→ **Work required**
Read the material below and tally how many lines hold the word "description", giving the number and nothing else.

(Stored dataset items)
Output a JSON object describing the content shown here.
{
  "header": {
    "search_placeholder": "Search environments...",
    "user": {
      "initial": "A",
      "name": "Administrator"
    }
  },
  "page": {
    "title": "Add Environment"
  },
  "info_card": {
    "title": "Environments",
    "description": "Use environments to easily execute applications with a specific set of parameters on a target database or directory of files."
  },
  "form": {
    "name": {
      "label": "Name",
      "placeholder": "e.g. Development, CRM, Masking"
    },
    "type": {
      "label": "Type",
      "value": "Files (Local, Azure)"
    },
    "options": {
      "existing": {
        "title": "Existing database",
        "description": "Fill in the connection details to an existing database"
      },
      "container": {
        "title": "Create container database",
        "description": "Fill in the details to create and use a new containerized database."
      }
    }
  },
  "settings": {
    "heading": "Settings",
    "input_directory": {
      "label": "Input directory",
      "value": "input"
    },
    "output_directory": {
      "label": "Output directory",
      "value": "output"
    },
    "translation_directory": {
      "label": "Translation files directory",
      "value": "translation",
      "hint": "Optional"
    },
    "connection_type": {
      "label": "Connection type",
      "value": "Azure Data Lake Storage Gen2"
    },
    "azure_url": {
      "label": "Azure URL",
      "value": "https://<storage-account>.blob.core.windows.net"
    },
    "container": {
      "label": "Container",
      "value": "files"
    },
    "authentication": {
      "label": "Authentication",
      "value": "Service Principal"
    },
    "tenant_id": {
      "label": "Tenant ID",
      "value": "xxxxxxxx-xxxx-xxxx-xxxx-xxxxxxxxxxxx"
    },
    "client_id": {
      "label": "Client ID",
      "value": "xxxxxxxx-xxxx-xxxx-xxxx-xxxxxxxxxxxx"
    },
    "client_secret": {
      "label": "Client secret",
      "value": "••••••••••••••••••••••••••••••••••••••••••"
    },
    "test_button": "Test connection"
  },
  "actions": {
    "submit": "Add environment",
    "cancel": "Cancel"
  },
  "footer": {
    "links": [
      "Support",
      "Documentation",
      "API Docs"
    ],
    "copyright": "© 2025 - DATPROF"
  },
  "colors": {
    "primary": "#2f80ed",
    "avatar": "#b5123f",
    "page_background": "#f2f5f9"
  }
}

→ **Result of the exercise**
3